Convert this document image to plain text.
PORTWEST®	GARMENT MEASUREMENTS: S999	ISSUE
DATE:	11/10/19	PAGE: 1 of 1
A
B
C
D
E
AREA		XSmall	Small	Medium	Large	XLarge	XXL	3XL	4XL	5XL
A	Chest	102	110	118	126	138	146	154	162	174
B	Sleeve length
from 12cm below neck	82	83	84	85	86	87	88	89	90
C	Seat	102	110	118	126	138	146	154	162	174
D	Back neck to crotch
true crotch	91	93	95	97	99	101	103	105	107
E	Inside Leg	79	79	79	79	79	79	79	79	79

##############################

## What you should do
Write the entire listing out again, word for word.

## Complete response
Convert this document image to plain text.
PORTWEST®	GARMENT MEASUREMENTS: S999	ISSUE
DATE:	11/10/19	PAGE: 1 of 1
A
B
C
D
E
AREA		XSmall	Small	Medium	Large	XLarge	XXL	3XL	4XL	5XL
A	Chest	102	110	118	126	138	146	154	162	174
B	Sleeve length
from 12cm below neck	82	83	84	85	86	87	88	89	90
C	Seat	102	110	118	126	138	146	154	162	174
D	Back neck to crotch
true crotch	91	93	95	97	99	101	103	105	107
E	Inside Leg	79	79	79	79	79	79	79	79	79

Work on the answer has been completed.